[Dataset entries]
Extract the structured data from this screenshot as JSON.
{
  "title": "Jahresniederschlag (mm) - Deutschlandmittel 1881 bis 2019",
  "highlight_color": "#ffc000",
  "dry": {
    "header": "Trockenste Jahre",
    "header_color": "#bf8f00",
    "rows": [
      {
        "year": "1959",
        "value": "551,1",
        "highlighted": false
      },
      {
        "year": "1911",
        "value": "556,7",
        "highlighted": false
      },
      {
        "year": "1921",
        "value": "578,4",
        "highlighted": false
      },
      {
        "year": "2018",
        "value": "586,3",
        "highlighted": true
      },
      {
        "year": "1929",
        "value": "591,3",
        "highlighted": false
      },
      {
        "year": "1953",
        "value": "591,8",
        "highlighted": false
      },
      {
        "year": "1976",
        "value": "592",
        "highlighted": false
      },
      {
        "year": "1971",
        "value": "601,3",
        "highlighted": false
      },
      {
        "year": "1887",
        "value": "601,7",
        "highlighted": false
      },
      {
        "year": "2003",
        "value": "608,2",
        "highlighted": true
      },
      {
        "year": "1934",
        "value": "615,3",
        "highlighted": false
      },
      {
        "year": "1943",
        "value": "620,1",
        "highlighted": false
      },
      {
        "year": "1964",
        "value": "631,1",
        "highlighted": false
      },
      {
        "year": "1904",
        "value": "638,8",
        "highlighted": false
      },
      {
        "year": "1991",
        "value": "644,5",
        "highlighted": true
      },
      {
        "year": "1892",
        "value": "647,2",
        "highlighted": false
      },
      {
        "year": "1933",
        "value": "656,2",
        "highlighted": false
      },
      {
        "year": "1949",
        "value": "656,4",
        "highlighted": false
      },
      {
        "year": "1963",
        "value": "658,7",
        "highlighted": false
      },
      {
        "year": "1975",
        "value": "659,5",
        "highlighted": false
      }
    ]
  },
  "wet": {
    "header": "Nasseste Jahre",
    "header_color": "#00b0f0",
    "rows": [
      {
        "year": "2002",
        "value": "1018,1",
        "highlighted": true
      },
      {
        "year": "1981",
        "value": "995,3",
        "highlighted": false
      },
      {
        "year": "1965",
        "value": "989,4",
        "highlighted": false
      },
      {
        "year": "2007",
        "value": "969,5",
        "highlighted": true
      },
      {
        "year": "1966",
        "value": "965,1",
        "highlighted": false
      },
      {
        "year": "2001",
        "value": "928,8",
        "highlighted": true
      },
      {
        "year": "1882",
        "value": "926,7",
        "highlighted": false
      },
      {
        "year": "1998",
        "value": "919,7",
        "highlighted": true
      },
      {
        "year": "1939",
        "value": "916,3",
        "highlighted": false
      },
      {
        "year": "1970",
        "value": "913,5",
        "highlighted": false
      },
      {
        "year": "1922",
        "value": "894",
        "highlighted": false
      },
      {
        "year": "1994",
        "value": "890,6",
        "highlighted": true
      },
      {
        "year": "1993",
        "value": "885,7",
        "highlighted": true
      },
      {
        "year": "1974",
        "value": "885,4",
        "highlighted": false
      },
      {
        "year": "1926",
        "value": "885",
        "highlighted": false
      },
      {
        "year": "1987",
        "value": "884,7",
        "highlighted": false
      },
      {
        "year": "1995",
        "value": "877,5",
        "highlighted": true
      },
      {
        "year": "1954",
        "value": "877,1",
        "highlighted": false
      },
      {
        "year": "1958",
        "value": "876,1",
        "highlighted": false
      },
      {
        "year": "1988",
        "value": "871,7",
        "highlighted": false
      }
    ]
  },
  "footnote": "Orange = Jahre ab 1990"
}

Set task: Every line above should be printed again exactly as it stands.

Problem solution:
Extract the structured data from this screenshot as JSON.
{
  "title": "Jahresniederschlag (mm) - Deutschlandmittel 1881 bis 2019",
  "highlight_color": "#ffc000",
  "dry": {
    "header": "Trockenste Jahre",
    "header_color": "#bf8f00",
    "rows": [
      {
        "year": "1959",
        "value": "551,1",
        "highlighted": false
      },
      {
        "year": "1911",
        "value": "556,7",
        "highlighted": false
      },
      {
        "year": "1921",
        "value": "578,4",
        "highlighted": false
      },
      {
        "year": "2018",
        "value": "586,3",
        "highlighted": true
      },
      {
        "year": "1929",
        "value": "591,3",
        "highlighted": false
      },
      {
        "year": "1953",
        "value": "591,8",
        "highlighted": false
      },
      {
        "year": "1976",
        "value": "592",
        "highlighted": false
      },
      {
        "year": "1971",
        "value": "601,3",
        "highlighted": false
      },
      {
        "year": "1887",
        "value": "601,7",
        "highlighted": false
      },
      {
        "year": "2003",
        "value": "608,2",
        "highlighted": true
      },
      {
        "year": "1934",
        "value": "615,3",
        "highlighted": false
      },
      {
        "year": "1943",
        "value": "620,1",
        "highlighted": false
      },
      {
        "year": "1964",
        "value": "631,1",
        "highlighted": false
      },
      {
        "year": "1904",
        "value": "638,8",
        "highlighted": false
      },
      {
        "year": "1991",
        "value": "644,5",
        "highlighted": true
      },
      {
        "year": "1892",
        "value": "647,2",
        "highlighted": false
      },
      {
        "year": "1933",
        "value": "656,2",
        "highlighted": false
      },
      {
        "year": "1949",
        "value": "656,4",
        "highlighted": false
      },
      {
        "year": "1963",
        "value": "658,7",
        "highlighted": false
      },
      {
        "year": "1975",
        "value": "659,5",
        "highlighted": false
      }
    ]
  },
  "wet": {
    "header": "Nasseste Jahre",
    "header_color": "#00b0f0",
    "rows": [
      {
        "year": "2002",
        "value": "1018,1",
        "highlighted": true
      },
      {
        "year": "1981",
        "value": "995,3",
        "highlighted": false
      },
      {
        "year": "1965",
        "value": "989,4",
        "highlighted": false
      },
      {
        "year": "2007",
        "value": "969,5",
        "highlighted": true
      },
      {
        "year": "1966",
        "value": "965,1",
        "highlighted": false
      },
      {
        "year": "2001",
        "value": "928,8",
        "highlighted": true
      },
      {
        "year": "1882",
        "value": "926,7",
        "highlighted": false
      },
      {
        "year": "1998",
        "value": "919,7",
        "highlighted": true
      },
      {
        "year": "1939",
        "value": "916,3",
        "highlighted": false
      },
      {
        "year": "1970",
        "value": "913,5",
        "highlighted": false
      },
      {
        "year": "1922",
        "value": "894",
        "highlighted": false
      },
      {
        "year": "1994",
        "value": "890,6",
        "highlighted": true
      },
      {
        "year": "1993",
        "value": "885,7",
        "highlighted": true
      },
      {
        "year": "1974",
        "value": "885,4",
        "highlighted": false
      },
      {
        "year": "1926",
        "value": "885",
        "highlighted": false
      },
      {
        "year": "1987",
        "value": "884,7",
        "highlighted": false
      },
      {
        "year": "1995",
        "value": "877,5",
        "highlighted": true
      },
      {
        "year": "1954",
        "value": "877,1",
        "highlighted": false
      },
      {
        "year": "1958",
        "value": "876,1",
        "highlighted": false
      },
      {
        "year": "1988",
        "value": "871,7",
        "highlighted": false
      }
    ]
  },
  "footnote": "Orange = Jahre ab 1990"
}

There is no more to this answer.